To be clear, however, those psychological processes will not be addressed in this book. They are interesting and important, but they have been examined in detail in many other scholarly venues. This is a book about communication behavior: how we conceptualize it, observe it, measure it, and analyze it. As a consequence, this book is a sort of a “way-back machine,” going way back to the 1980s and before. During those years, communication journals routinely published research in which overt communication behavior was the primary variable of interest. There were numerous books and articles on how to appropriately employ some procedure, methodology, or technique. There were controversies and disagreements, criticisms and rejoinders, not to mention a good deal of solid scholarship.
Where have you gone Joe DiMaggio? If one sets aside for the duration of this argument the excellent research in mass communication using content analytic techniques, the halcyon days of communication behavior have seemingly disappeared. That is not a good thing. If the only purpose of this book was to reminisce about the good old days, the entire enterprise could be wrapped up in a couple of additional paragraphs. That is not the case. This book’s purpose is very much larger than that. The failure of the discipline of Communication to continue and to expand the study of communication behavior has the very real potential to relegate ← 1 | 2 → it to a perpetual second class status in the academic world.1 Someone has to sound the warning.
Condit (2009, p. 9) succinctly expresses this concern when she writes, “Communication studies tried to skip the stage of rigorous observation….The consequence is that we don’t really have much in the way of descriptions of what communication looks like, either at the social or individual levels.” One could go even further. Virtually all of the theories of psychological processes that have emerged in the last several decades have embraced—to a greater or lesser extent—a common assumption. They assume that to some extent and for some reason these unobservable psychological operations influence the overt communication behavior that is actually emitted.2 How does anyone know that assumption is true?
This is more than a loose conceptual thread on the back hem of an otherwise elegantly woven theoretical garment. To the contrary, this is theoretical ground zero. This is where the claim is made that what goes on inside a person’s head has an effect on how he or she behaves. But if researchers are not able to validly conceptualize, systematically observe, and reliably measure that behavior, they will never be able to validate such claims in a convincing manner.
Accordingly, one of the purposes of this book is to nudge communication research back in time a bit; to reignite some interest in and passion about how human communication behavior should be studied. A second purpose is to present once again the best advice, techniques, cautions, and controversies from the 1970s and ’80s. The idea is to dust them off, update them a bit, and collect them in one scholarly container, thus simplifying things for the next generation of behavioral researchers in communication.
Finally, the chapters that follow will intersperse those golden oldies with the best, most exciting work of numerous other disciplines that have not put the study of behavior on the back burner. Areas of study such as clinical psychology, child development, educational measurement, and even personality psychology have continued to study actual behavior, and there is much communication scholars can learn from their advances. Also included from time to time will be some interesting work from ethology and other animal studies.

> _What is expected_:
Copy the passage on studying communication behavior word for word, starting with "Accordingly, one of" and going on through "researchers in communication.". The items after the passage on studying communication behavior have nothing to do with it.

> _Data records_:

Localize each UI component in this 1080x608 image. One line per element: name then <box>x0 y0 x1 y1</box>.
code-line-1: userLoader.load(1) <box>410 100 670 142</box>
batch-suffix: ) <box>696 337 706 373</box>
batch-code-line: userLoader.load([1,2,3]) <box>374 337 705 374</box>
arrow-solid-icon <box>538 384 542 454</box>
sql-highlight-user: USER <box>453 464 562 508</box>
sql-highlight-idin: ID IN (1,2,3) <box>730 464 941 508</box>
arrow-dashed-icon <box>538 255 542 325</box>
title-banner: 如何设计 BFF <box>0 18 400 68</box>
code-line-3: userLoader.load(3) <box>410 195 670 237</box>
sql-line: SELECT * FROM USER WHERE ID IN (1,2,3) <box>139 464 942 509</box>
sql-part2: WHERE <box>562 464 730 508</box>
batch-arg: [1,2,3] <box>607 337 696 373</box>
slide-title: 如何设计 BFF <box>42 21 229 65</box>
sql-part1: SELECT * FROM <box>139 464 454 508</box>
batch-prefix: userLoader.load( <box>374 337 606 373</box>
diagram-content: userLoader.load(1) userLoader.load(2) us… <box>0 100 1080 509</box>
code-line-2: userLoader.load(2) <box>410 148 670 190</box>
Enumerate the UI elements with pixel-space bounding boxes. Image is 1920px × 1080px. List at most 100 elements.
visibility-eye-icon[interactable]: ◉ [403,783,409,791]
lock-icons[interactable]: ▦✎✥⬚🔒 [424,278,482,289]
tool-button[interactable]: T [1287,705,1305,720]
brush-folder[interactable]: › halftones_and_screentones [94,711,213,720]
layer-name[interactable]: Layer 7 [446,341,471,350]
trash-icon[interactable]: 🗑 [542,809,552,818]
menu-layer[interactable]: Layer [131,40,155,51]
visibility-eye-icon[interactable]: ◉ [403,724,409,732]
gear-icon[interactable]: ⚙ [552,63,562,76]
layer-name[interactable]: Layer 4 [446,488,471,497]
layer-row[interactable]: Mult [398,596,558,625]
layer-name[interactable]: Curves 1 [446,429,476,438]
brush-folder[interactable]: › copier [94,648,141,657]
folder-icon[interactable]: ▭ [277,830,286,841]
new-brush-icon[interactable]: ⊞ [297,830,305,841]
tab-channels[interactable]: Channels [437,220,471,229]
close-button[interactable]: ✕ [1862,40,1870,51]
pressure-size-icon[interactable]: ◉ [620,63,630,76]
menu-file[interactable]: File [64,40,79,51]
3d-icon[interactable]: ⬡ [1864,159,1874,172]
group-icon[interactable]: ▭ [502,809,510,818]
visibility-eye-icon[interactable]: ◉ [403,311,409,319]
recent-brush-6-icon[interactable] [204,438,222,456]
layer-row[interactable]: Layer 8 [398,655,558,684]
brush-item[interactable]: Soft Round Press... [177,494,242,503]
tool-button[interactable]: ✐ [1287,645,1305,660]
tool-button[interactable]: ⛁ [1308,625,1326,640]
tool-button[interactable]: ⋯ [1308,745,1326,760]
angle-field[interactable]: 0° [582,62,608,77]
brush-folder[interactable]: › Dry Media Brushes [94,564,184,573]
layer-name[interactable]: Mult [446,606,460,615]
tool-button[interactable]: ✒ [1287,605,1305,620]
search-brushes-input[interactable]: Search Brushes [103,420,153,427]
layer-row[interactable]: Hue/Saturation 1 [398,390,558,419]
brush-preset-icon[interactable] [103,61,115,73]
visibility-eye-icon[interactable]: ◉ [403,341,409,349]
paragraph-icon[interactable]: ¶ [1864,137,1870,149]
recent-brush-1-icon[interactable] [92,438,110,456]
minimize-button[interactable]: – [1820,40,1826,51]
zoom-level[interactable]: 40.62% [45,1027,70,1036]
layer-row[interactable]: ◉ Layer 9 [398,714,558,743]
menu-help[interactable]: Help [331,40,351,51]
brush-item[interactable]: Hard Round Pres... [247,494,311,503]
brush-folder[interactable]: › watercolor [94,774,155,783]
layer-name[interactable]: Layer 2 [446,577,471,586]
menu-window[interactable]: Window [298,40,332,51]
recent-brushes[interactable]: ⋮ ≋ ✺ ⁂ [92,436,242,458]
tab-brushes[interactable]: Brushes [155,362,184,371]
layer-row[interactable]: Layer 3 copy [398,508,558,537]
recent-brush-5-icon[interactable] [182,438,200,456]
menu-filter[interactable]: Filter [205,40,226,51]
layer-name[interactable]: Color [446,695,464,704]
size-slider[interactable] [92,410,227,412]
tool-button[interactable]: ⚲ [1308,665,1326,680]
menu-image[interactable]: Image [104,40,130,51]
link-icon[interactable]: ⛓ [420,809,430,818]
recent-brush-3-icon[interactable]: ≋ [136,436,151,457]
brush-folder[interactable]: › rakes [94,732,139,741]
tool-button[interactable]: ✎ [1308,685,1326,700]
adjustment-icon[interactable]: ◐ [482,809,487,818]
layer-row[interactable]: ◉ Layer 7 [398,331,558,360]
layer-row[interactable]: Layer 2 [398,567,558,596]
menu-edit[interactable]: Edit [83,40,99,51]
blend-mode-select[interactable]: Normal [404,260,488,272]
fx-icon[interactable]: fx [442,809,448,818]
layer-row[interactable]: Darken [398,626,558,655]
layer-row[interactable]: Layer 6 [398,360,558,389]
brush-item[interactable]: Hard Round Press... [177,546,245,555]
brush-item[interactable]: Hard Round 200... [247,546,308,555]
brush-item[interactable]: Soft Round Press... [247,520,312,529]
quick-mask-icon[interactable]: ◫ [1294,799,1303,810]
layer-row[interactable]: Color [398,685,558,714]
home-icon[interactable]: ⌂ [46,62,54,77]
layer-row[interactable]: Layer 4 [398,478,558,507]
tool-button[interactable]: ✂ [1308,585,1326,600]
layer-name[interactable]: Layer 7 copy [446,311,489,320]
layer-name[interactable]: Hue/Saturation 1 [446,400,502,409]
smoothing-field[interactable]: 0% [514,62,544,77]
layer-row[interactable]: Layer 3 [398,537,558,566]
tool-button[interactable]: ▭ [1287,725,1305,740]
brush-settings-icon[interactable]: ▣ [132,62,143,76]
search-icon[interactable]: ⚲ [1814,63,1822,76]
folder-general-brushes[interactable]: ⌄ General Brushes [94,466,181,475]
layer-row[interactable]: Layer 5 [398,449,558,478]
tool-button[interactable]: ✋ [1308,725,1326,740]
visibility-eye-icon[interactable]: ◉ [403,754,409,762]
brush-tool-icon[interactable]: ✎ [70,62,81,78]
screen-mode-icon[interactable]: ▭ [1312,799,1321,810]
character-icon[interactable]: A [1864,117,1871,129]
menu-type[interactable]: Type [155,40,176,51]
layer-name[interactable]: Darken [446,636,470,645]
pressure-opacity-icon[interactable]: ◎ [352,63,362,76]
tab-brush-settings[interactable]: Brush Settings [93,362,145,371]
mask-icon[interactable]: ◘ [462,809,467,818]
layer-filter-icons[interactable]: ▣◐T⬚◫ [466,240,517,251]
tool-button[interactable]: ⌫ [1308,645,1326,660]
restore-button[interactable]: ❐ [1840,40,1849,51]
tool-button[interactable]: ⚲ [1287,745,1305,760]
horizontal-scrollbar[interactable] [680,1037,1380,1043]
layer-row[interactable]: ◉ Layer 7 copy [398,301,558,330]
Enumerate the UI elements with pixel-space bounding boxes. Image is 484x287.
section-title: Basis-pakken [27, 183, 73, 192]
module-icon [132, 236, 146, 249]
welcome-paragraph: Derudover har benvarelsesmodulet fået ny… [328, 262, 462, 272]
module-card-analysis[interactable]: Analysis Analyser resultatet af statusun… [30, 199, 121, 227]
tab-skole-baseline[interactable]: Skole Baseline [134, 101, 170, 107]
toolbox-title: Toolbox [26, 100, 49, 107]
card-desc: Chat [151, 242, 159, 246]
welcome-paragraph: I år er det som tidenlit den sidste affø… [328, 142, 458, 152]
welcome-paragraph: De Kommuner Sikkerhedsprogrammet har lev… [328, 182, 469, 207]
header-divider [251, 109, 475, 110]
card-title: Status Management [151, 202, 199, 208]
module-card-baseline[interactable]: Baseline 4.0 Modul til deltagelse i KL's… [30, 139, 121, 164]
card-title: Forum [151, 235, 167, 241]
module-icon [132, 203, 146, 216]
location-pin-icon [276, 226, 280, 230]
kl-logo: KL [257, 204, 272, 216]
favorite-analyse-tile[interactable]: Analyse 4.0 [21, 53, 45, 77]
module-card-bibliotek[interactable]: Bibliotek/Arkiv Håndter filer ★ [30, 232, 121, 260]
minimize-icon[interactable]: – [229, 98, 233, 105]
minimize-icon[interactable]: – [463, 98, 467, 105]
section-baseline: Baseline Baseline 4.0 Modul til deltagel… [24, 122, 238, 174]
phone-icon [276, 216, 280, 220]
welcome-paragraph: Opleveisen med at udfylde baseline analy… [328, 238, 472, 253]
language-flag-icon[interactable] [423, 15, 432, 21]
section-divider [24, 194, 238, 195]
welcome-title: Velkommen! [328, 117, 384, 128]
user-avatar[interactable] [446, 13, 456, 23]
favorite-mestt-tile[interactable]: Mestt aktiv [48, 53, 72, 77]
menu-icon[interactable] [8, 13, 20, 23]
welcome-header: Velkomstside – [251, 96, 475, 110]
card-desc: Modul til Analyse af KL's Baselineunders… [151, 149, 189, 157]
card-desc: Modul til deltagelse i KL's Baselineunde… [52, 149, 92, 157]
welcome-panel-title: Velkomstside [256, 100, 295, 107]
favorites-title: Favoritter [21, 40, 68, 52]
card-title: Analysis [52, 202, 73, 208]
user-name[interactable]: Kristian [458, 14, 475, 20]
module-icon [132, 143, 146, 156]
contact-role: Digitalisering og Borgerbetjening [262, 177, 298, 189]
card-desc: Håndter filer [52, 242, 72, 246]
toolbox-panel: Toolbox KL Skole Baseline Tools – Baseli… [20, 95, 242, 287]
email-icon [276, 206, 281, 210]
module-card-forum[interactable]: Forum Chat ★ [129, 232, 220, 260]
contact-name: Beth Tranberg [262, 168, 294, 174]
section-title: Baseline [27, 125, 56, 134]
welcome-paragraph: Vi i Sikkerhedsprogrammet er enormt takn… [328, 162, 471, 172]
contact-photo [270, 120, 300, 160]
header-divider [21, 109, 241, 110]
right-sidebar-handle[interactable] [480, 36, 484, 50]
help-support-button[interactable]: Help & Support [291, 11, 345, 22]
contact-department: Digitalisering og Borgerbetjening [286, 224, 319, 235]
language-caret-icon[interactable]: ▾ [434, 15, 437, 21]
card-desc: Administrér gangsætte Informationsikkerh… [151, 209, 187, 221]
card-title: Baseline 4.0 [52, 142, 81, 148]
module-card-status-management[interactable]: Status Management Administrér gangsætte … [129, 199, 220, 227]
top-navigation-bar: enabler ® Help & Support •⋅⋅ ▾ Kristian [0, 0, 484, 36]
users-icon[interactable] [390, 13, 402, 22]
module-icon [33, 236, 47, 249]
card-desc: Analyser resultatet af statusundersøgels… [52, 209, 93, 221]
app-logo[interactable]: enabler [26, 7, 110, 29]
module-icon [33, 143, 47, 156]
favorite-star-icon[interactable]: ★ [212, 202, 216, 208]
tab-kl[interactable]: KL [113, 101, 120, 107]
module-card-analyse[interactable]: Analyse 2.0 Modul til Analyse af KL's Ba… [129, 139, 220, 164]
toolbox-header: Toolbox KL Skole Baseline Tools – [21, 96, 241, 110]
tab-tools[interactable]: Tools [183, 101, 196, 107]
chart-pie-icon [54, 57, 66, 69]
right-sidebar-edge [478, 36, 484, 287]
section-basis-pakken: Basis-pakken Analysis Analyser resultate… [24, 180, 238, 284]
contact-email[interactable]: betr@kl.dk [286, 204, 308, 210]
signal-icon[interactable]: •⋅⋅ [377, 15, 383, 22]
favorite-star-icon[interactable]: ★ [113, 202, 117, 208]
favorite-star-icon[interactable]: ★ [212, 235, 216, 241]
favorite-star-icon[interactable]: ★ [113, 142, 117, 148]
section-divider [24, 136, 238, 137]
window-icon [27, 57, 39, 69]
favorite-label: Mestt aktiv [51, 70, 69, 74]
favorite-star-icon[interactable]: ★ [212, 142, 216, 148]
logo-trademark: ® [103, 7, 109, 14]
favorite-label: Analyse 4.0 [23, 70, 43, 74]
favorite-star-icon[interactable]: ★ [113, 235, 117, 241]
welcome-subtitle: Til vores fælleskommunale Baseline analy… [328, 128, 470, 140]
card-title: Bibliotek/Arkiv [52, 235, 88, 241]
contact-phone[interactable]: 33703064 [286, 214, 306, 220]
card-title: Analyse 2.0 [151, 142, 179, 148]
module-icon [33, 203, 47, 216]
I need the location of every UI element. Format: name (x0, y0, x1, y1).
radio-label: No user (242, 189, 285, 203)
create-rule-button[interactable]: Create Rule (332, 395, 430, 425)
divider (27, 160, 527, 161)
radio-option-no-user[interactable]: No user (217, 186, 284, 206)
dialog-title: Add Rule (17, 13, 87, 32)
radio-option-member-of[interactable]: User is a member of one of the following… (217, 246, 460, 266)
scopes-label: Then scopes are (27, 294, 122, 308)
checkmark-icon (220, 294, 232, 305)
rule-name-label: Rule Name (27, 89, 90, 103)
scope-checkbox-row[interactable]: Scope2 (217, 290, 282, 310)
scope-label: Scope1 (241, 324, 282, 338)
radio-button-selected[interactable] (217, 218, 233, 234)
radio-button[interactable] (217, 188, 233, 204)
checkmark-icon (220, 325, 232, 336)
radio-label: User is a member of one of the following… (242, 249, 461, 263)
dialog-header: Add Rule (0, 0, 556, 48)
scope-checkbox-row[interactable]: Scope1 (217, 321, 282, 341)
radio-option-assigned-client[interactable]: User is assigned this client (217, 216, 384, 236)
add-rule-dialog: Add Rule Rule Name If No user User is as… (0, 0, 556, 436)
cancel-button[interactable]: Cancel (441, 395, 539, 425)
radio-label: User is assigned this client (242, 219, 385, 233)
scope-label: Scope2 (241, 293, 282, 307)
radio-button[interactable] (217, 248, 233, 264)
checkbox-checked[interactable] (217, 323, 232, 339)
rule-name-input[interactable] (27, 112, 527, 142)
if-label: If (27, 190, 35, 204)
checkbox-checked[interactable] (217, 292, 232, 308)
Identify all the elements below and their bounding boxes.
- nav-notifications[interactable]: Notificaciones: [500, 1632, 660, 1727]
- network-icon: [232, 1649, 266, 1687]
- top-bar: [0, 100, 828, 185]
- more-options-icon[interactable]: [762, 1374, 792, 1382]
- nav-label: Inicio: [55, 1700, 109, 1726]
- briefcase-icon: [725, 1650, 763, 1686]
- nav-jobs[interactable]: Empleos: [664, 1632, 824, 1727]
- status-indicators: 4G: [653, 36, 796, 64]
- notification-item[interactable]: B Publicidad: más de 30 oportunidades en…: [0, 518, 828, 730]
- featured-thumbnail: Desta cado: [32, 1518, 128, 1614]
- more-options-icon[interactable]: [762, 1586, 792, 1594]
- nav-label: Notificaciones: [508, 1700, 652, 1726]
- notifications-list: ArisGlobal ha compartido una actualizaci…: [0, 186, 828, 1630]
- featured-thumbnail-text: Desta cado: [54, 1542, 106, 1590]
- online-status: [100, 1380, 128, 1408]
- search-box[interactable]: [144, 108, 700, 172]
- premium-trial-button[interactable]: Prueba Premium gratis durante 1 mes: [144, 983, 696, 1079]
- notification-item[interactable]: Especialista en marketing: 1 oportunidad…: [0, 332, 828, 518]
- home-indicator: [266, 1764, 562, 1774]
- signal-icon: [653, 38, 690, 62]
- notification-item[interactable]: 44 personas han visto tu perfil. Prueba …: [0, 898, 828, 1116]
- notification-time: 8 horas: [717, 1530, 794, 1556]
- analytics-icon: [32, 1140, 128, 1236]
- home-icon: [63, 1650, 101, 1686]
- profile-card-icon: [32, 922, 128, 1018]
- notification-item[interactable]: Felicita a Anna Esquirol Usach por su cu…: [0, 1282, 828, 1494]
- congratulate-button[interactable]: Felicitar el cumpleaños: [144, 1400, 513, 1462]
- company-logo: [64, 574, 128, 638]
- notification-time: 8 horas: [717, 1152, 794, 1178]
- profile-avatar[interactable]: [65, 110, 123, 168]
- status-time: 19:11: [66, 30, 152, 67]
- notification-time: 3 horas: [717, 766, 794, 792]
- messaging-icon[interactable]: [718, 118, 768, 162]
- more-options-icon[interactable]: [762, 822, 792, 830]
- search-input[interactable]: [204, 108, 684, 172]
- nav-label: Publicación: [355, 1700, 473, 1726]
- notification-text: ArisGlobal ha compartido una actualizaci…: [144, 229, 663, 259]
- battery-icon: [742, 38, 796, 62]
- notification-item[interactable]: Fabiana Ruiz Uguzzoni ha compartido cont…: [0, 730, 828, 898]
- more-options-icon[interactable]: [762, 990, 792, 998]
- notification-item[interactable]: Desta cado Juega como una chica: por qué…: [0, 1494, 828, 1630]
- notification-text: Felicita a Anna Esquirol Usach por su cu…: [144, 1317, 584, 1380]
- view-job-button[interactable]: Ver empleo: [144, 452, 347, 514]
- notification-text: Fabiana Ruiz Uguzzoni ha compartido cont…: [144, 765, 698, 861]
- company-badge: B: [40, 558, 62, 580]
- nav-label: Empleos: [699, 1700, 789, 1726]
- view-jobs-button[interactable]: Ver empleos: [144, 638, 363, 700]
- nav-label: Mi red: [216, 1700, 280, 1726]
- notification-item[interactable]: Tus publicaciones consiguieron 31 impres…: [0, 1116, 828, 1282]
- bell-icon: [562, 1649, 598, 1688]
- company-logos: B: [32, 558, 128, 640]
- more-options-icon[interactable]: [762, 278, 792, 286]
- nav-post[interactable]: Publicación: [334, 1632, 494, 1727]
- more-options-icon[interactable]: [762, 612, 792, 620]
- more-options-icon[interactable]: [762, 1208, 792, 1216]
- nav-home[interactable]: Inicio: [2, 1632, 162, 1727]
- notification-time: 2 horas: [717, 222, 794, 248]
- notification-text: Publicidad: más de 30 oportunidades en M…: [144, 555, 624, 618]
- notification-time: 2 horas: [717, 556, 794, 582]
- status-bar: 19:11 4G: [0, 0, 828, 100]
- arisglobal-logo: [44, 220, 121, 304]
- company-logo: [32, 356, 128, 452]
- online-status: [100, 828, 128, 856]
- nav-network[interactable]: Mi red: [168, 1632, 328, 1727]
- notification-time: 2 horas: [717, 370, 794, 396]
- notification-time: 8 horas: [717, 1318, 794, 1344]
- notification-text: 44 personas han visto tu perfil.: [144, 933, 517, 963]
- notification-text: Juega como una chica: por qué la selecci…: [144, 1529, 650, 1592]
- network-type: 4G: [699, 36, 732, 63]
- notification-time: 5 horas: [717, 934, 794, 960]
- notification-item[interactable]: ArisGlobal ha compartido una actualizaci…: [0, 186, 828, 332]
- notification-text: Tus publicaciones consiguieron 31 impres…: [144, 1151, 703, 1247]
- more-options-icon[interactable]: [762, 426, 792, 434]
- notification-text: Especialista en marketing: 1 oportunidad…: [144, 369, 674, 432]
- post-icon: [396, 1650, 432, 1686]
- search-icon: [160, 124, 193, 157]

> _Task solution_:
Accordingly, one of the purposes of this book is to nudge communication research back in time a bit; to reignite some interest in and passion about how human communication behavior should be studied. A second purpose is to present once again the best advice, techniques, cautions, and controversies from the 1970s and ’80s. The idea is to dust them off, update them a bit, and collect them in one scholarly container, thus simplifying things for the next generation of behavioral researchers in communication.